* **STATED GOAL**: Below are some records; reproduce every one of them exactly.

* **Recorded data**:
:::

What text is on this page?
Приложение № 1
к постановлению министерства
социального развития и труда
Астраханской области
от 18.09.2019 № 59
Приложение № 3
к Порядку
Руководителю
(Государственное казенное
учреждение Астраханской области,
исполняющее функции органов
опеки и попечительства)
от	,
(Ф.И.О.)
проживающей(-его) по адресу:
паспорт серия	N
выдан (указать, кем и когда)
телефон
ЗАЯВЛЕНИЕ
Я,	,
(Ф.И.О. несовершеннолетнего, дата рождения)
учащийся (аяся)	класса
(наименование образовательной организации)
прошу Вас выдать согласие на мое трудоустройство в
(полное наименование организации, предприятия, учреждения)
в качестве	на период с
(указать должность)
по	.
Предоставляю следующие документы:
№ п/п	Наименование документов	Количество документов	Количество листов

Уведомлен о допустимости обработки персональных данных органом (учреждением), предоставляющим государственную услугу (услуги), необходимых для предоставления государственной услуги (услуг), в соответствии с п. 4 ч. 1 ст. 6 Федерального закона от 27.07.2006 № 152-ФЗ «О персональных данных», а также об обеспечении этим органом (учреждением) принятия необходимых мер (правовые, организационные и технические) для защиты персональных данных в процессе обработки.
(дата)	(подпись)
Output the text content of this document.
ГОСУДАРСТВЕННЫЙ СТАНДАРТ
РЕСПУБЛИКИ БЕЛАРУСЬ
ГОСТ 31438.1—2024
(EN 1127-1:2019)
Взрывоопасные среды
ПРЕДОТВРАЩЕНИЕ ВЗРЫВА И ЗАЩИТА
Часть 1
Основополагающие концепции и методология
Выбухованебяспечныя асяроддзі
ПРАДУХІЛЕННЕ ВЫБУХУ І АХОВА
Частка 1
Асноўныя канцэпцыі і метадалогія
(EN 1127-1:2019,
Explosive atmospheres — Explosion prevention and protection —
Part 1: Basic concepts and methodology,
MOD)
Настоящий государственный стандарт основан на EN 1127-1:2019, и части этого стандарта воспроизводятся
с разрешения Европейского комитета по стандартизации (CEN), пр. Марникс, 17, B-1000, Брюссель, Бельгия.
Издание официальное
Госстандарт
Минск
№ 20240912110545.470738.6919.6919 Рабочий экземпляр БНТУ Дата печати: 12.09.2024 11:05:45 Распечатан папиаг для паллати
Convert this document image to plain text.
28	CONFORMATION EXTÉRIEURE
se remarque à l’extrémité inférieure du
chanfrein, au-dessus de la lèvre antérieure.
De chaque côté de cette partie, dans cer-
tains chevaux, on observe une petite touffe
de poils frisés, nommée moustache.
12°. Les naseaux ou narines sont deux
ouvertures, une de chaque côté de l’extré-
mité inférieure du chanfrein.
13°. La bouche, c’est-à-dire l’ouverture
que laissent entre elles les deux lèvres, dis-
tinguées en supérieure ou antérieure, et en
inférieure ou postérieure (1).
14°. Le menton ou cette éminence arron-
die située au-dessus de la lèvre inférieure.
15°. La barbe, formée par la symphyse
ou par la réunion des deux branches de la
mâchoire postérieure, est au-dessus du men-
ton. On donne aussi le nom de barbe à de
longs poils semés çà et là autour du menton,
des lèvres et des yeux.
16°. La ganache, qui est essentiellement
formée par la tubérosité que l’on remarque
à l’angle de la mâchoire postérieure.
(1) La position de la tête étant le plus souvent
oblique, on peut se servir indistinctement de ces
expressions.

:::

* **REPLY TO THE TASK**:
What text is on this page?
Приложение № 1
к постановлению министерства
социального развития и труда
Астраханской области
от 18.09.2019 № 59
Приложение № 3
к Порядку
Руководителю
(Государственное казенное
учреждение Астраханской области,
исполняющее функции органов
опеки и попечительства)
от	,
(Ф.И.О.)
проживающей(-его) по адресу:
паспорт серия	N
выдан (указать, кем и когда)
телефон
ЗАЯВЛЕНИЕ
Я,	,
(Ф.И.О. несовершеннолетнего, дата рождения)
учащийся (аяся)	класса
(наименование образовательной организации)
прошу Вас выдать согласие на мое трудоустройство в
(полное наименование организации, предприятия, учреждения)
в качестве	на период с
(указать должность)
по	.
Предоставляю следующие документы:
№ п/п	Наименование документов	Количество документов	Количество листов

Уведомлен о допустимости обработки персональных данных органом (учреждением), предоставляющим государственную услугу (услуги), необходимых для предоставления государственной услуги (услуг), в соответствии с п. 4 ч. 1 ст. 6 Федерального закона от 27.07.2006 № 152-ФЗ «О персональных данных», а также об обеспечении этим органом (учреждением) принятия необходимых мер (правовые, организационные и технические) для защиты персональных данных в процессе обработки.
(дата)	(подпись)
Output the text content of this document.
ГОСУДАРСТВЕННЫЙ СТАНДАРТ
РЕСПУБЛИКИ БЕЛАРУСЬ
ГОСТ 31438.1—2024
(EN 1127-1:2019)
Взрывоопасные среды
ПРЕДОТВРАЩЕНИЕ ВЗРЫВА И ЗАЩИТА
Часть 1
Основополагающие концепции и методология
Выбухованебяспечныя асяроддзі
ПРАДУХІЛЕННЕ ВЫБУХУ І АХОВА
Частка 1
Асноўныя канцэпцыі і метадалогія
(EN 1127-1:2019,
Explosive atmospheres — Explosion prevention and protection —
Part 1: Basic concepts and methodology,
MOD)
Настоящий государственный стандарт основан на EN 1127-1:2019, и части этого стандарта воспроизводятся
с разрешения Европейского комитета по стандартизации (CEN), пр. Марникс, 17, B-1000, Брюссель, Бельгия.
Издание официальное
Госстандарт
Минск
№ 20240912110545.470738.6919.6919 Рабочий экземпляр БНТУ Дата печати: 12.09.2024 11:05:45 Распечатан папиаг для паллати
Convert this document image to plain text.
28	CONFORMATION EXTÉRIEURE
se remarque à l’extrémité inférieure du
chanfrein, au-dessus de la lèvre antérieure.
De chaque côté de cette partie, dans cer-
tains chevaux, on observe une petite touffe
de poils frisés, nommée moustache.
12°. Les naseaux ou narines sont deux
ouvertures, une de chaque côté de l’extré-
mité inférieure du chanfrein.
13°. La bouche, c’est-à-dire l’ouverture
que laissent entre elles les deux lèvres, dis-
tinguées en supérieure ou antérieure, et en
inférieure ou postérieure (1).
14°. Le menton ou cette éminence arron-
die située au-dessus de la lèvre inférieure.
15°. La barbe, formée par la symphyse
ou par la réunion des deux branches de la
mâchoire postérieure, est au-dessus du men-
ton. On donne aussi le nom de barbe à de
longs poils semés çà et là autour du menton,
des lèvres et des yeux.
16°. La ganache, qui est essentiellement
formée par la tubérosité que l’on remarque
à l’angle de la mâchoire postérieure.
(1) La position de la tête étant le plus souvent
oblique, on peut se servir indistinctement de ces
expressions.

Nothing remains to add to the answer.